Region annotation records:
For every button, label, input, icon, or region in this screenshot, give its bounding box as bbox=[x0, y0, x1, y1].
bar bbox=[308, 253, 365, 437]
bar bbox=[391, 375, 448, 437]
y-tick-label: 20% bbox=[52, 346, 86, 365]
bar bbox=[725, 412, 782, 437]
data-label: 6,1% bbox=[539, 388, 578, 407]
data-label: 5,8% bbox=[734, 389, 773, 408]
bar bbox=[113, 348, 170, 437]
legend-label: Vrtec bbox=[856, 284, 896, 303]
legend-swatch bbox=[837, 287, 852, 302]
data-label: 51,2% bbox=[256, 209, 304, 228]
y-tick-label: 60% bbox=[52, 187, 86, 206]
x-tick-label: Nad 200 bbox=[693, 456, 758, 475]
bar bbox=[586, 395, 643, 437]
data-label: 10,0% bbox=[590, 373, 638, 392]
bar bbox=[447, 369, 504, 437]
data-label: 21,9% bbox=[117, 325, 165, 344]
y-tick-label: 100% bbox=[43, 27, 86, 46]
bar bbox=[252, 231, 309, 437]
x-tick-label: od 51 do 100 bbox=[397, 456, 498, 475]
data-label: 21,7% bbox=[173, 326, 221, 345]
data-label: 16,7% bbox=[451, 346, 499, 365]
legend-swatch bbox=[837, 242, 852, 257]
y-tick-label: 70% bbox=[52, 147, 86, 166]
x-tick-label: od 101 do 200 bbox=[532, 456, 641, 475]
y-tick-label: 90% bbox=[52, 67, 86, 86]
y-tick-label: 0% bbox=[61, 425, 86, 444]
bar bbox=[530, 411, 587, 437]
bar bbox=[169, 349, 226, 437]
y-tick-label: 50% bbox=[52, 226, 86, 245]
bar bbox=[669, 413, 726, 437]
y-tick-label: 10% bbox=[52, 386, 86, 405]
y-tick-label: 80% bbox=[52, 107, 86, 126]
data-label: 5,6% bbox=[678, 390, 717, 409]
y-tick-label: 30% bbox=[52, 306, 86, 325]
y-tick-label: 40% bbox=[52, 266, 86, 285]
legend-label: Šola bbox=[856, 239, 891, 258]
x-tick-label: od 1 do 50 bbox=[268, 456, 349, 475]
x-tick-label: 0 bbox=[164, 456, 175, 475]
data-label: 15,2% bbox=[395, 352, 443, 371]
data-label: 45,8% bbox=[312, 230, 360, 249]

WRITTEN PROBLEM: Update the records by replacing every "data-label" with "value-label". Leave everything else as it is.

ANSWER TO THE PROBLEM:
For every button, label, input, icon, or region in this screenshot, give its bounding box as bbox=[x0, y0, x1, y1].
bar bbox=[308, 253, 365, 437]
bar bbox=[391, 375, 448, 437]
y-tick-label: 20% bbox=[52, 346, 86, 365]
bar bbox=[725, 412, 782, 437]
value-label: 6,1% bbox=[539, 388, 578, 407]
value-label: 5,8% bbox=[734, 389, 773, 408]
bar bbox=[113, 348, 170, 437]
legend-label: Vrtec bbox=[856, 284, 896, 303]
legend-swatch bbox=[837, 287, 852, 302]
value-label: 51,2% bbox=[256, 209, 304, 228]
y-tick-label: 60% bbox=[52, 187, 86, 206]
x-tick-label: Nad 200 bbox=[693, 456, 758, 475]
bar bbox=[586, 395, 643, 437]
value-label: 10,0% bbox=[590, 373, 638, 392]
bar bbox=[447, 369, 504, 437]
value-label: 21,9% bbox=[117, 325, 165, 344]
y-tick-label: 100% bbox=[43, 27, 86, 46]
bar bbox=[252, 231, 309, 437]
x-tick-label: od 51 do 100 bbox=[397, 456, 498, 475]
value-label: 21,7% bbox=[173, 326, 221, 345]
value-label: 16,7% bbox=[451, 346, 499, 365]
legend-swatch bbox=[837, 242, 852, 257]
y-tick-label: 70% bbox=[52, 147, 86, 166]
x-tick-label: od 101 do 200 bbox=[532, 456, 641, 475]
y-tick-label: 90% bbox=[52, 67, 86, 86]
y-tick-label: 0% bbox=[61, 425, 86, 444]
bar bbox=[530, 411, 587, 437]
bar bbox=[169, 349, 226, 437]
y-tick-label: 50% bbox=[52, 226, 86, 245]
bar bbox=[669, 413, 726, 437]
y-tick-label: 10% bbox=[52, 386, 86, 405]
y-tick-label: 80% bbox=[52, 107, 86, 126]
value-label: 5,6% bbox=[678, 390, 717, 409]
y-tick-label: 30% bbox=[52, 306, 86, 325]
y-tick-label: 40% bbox=[52, 266, 86, 285]
legend-label: Šola bbox=[856, 239, 891, 258]
x-tick-label: od 1 do 50 bbox=[268, 456, 349, 475]
x-tick-label: 0 bbox=[164, 456, 175, 475]
value-label: 15,2% bbox=[395, 352, 443, 371]
value-label: 45,8% bbox=[312, 230, 360, 249]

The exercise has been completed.